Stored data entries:
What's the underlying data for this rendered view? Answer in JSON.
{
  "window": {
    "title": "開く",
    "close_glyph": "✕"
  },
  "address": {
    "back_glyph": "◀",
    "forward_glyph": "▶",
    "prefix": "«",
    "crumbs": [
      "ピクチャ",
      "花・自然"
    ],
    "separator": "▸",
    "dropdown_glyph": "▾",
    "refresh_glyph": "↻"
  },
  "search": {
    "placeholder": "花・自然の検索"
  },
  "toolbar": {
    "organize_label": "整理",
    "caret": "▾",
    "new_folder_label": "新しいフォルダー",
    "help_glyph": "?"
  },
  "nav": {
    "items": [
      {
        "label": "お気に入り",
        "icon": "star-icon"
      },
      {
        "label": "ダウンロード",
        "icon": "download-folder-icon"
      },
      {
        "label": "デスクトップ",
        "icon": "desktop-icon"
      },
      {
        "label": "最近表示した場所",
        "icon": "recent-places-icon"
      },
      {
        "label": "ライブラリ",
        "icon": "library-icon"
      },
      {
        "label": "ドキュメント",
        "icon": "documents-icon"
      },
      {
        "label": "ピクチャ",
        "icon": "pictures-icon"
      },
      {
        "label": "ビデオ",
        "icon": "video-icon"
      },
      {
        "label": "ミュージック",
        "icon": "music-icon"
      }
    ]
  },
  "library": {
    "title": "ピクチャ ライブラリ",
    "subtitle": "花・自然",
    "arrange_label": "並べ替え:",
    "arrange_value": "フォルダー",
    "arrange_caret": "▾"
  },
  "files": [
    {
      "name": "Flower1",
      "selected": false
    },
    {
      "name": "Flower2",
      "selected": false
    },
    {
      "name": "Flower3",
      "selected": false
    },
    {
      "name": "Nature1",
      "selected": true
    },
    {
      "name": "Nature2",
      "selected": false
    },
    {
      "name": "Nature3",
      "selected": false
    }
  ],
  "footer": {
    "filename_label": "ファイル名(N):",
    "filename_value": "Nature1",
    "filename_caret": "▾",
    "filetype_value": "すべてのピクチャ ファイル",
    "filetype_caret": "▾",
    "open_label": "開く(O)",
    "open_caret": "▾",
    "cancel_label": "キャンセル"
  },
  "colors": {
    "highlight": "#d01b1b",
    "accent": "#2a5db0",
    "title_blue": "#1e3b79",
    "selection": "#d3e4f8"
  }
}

=== TASK DESCRIPTION ===
Send back every record, precisely as written.

=== EXERCISE RESPONSE ===
What's the underlying data for this rendered view? Answer in JSON.
{
  "window": {
    "title": "開く",
    "close_glyph": "✕"
  },
  "address": {
    "back_glyph": "◀",
    "forward_glyph": "▶",
    "prefix": "«",
    "crumbs": [
      "ピクチャ",
      "花・自然"
    ],
    "separator": "▸",
    "dropdown_glyph": "▾",
    "refresh_glyph": "↻"
  },
  "search": {
    "placeholder": "花・自然の検索"
  },
  "toolbar": {
    "organize_label": "整理",
    "caret": "▾",
    "new_folder_label": "新しいフォルダー",
    "help_glyph": "?"
  },
  "nav": {
    "items": [
      {
        "label": "お気に入り",
        "icon": "star-icon"
      },
      {
        "label": "ダウンロード",
        "icon": "download-folder-icon"
      },
      {
        "label": "デスクトップ",
        "icon": "desktop-icon"
      },
      {
        "label": "最近表示した場所",
        "icon": "recent-places-icon"
      },
      {
        "label": "ライブラリ",
        "icon": "library-icon"
      },
      {
        "label": "ドキュメント",
        "icon": "documents-icon"
      },
      {
        "label": "ピクチャ",
        "icon": "pictures-icon"
      },
      {
        "label": "ビデオ",
        "icon": "video-icon"
      },
      {
        "label": "ミュージック",
        "icon": "music-icon"
      }
    ]
  },
  "library": {
    "title": "ピクチャ ライブラリ",
    "subtitle": "花・自然",
    "arrange_label": "並べ替え:",
    "arrange_value": "フォルダー",
    "arrange_caret": "▾"
  },
  "files": [
    {
      "name": "Flower1",
      "selected": false
    },
    {
      "name": "Flower2",
      "selected": false
    },
    {
      "name": "Flower3",
      "selected": false
    },
    {
      "name": "Nature1",
      "selected": true
    },
    {
      "name": "Nature2",
      "selected": false
    },
    {
      "name": "Nature3",
      "selected": false
    }
  ],
  "footer": {
    "filename_label": "ファイル名(N):",
    "filename_value": "Nature1",
    "filename_caret": "▾",
    "filetype_value": "すべてのピクチャ ファイル",
    "filetype_caret": "▾",
    "open_label": "開く(O)",
    "open_caret": "▾",
    "cancel_label": "キャンセル"
  },
  "colors": {
    "highlight": "#d01b1b",
    "accent": "#2a5db0",
    "title_blue": "#1e3b79",
    "selection": "#d3e4f8"
  }
}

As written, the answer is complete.